→ **Dataset excerpts**
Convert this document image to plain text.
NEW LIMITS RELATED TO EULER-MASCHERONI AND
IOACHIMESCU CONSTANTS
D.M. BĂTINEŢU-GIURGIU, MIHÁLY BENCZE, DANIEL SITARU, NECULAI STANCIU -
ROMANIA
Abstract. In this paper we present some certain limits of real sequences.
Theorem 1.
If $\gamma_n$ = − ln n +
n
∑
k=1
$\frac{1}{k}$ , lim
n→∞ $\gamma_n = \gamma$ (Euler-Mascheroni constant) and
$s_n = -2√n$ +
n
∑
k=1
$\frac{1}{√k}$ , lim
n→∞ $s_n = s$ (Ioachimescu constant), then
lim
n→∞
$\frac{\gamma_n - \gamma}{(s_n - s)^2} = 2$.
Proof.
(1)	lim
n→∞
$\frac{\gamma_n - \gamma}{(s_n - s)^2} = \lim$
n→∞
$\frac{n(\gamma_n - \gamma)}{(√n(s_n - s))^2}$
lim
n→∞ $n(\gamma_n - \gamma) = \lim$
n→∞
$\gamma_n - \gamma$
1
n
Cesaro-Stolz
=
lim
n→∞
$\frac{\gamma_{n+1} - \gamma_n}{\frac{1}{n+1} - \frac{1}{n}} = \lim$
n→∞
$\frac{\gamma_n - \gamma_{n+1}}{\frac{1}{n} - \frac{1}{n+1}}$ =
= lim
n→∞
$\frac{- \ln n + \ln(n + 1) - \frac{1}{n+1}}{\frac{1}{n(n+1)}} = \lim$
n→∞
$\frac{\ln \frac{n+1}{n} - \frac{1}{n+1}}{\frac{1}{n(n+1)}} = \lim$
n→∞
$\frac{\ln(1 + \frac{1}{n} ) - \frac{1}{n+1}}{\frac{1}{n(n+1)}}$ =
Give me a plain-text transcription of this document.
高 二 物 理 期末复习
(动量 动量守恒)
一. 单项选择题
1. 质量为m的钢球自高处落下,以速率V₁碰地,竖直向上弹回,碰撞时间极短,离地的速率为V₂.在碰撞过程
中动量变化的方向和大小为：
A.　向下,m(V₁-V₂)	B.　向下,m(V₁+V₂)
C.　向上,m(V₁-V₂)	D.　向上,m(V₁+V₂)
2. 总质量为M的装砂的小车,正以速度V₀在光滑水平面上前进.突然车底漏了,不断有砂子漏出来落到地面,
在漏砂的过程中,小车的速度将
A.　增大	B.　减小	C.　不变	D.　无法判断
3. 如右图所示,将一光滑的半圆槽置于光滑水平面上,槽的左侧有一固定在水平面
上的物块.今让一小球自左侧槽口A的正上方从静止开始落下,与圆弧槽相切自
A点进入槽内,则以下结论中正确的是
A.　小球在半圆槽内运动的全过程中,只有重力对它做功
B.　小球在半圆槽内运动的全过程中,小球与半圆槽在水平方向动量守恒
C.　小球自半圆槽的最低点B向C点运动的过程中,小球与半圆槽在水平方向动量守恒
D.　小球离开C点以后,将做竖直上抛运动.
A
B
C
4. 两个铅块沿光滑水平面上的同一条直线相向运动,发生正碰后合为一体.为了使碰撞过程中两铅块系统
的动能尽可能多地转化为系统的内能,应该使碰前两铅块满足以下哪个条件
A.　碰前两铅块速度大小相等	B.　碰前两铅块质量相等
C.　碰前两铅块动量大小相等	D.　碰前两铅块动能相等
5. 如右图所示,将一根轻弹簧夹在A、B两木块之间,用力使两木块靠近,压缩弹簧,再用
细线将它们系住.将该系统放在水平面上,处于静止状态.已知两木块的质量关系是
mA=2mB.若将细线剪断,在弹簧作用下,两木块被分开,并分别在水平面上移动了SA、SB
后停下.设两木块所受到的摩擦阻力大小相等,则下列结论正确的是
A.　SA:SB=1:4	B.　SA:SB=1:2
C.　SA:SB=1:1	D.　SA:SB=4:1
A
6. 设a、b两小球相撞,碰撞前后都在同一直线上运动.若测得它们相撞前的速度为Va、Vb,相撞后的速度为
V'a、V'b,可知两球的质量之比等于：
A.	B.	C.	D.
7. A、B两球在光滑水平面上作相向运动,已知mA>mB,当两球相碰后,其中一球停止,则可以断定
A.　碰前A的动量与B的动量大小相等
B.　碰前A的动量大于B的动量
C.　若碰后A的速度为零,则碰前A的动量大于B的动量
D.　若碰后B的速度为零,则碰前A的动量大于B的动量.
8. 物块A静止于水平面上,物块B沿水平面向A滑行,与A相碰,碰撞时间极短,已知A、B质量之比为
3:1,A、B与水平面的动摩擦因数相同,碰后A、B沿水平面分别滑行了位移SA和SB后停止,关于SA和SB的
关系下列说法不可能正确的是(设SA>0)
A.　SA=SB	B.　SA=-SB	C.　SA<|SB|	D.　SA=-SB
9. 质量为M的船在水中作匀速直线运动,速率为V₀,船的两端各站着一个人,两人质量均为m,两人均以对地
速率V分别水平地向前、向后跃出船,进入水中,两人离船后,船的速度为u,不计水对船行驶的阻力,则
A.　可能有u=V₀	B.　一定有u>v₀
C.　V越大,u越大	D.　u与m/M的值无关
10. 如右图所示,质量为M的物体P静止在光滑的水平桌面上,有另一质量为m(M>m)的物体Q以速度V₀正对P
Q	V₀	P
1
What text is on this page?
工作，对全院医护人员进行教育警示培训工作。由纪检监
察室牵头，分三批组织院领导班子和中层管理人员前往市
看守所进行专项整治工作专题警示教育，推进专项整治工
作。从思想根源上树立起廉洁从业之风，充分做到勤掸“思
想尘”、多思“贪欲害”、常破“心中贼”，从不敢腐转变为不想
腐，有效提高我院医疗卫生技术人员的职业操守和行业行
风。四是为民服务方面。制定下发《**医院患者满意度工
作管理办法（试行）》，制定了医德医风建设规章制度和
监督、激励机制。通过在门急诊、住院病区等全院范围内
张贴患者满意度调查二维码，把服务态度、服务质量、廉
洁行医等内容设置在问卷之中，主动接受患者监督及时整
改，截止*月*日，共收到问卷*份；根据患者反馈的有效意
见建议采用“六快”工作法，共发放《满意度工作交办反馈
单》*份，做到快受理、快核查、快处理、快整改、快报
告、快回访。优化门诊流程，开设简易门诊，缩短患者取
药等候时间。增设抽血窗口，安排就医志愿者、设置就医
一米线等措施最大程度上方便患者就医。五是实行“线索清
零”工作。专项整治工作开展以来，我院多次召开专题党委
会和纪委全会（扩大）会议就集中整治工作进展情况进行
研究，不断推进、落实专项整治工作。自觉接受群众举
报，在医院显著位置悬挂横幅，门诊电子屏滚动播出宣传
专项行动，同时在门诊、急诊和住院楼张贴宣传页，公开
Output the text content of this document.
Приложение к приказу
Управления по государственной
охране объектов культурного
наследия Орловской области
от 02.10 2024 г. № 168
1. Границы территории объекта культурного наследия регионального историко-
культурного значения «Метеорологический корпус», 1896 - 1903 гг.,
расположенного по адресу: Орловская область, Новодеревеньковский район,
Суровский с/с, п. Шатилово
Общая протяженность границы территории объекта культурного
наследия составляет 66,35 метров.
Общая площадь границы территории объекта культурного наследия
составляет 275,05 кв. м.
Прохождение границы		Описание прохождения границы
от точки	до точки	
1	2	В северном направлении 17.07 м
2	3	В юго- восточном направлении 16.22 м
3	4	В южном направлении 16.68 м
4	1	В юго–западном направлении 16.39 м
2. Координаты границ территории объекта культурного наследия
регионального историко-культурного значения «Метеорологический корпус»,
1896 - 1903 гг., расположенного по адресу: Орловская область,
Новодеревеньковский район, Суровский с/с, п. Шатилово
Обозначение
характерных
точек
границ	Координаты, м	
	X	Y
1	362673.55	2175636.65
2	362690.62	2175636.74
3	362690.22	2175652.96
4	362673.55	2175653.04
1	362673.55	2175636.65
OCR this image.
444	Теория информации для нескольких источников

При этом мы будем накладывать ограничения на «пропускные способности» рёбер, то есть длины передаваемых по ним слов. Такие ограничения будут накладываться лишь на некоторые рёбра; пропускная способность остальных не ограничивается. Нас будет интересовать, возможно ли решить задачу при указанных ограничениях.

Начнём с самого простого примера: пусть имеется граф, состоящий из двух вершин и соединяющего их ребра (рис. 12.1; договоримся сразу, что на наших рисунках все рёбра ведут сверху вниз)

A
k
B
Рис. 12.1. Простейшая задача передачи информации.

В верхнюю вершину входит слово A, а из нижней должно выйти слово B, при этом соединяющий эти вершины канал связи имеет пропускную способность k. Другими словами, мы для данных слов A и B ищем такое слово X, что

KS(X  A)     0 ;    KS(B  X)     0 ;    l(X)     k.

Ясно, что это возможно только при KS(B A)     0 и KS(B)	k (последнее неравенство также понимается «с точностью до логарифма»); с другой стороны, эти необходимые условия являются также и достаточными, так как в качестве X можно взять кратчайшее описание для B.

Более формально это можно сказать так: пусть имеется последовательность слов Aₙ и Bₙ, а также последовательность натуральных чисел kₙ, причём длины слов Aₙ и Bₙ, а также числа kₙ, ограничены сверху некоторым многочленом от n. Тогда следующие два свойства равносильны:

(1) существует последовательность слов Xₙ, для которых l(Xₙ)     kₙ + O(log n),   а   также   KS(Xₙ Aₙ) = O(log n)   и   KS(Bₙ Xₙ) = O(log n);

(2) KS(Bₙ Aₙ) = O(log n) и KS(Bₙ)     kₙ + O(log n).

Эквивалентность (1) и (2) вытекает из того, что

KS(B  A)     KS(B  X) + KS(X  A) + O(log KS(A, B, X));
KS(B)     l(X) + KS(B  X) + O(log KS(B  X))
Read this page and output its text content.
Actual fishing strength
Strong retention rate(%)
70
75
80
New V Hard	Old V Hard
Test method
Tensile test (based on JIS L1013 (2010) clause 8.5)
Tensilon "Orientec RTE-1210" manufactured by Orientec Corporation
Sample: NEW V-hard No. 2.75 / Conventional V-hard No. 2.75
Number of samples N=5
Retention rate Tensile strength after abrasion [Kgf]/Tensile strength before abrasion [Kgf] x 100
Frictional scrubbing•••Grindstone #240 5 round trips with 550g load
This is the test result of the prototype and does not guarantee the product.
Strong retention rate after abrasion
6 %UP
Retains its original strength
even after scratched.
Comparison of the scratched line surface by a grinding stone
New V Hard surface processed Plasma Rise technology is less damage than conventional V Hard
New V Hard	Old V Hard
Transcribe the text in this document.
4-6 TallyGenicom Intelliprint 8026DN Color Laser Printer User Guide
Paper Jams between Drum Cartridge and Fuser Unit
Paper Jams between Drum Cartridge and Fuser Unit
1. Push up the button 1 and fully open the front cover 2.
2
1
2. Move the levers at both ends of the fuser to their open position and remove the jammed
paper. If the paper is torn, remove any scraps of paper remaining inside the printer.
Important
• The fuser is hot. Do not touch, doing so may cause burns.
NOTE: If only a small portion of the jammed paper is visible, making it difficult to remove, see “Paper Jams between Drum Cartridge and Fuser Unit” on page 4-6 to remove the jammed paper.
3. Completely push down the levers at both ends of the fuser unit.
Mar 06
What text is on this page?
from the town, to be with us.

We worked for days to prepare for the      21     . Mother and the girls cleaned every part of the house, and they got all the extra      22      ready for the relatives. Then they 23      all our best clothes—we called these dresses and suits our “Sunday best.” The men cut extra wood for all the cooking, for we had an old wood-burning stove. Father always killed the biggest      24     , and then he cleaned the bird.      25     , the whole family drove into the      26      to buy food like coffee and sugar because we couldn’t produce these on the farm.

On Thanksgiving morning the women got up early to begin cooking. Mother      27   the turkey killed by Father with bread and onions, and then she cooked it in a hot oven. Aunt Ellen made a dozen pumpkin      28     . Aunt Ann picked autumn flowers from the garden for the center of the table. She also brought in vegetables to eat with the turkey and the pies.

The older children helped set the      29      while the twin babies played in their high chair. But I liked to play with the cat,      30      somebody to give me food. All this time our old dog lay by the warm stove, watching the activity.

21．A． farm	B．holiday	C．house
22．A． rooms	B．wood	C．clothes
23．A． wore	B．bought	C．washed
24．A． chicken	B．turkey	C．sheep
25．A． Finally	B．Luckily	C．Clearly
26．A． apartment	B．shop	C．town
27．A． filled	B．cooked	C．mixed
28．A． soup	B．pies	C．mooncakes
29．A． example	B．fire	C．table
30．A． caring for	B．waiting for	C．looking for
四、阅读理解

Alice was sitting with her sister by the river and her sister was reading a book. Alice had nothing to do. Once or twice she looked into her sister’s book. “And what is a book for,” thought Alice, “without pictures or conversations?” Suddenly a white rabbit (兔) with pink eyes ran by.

→ **Your task**
Extract, from the material above, each line holding the word "如右图所示".

→ **Exercise response**
3. 如右图所示,将一光滑的半圆槽置于光滑水平面上,槽的左侧有一固定在水平面
5. 如右图所示,将一根轻弹簧夹在A、B两木块之间,用力使两木块靠近,压缩弹簧,再用
10. 如右图所示,质量为M的物体P静止在光滑的水平桌面上,有另一质量为m(M>m)的物体Q以速度V₀正对P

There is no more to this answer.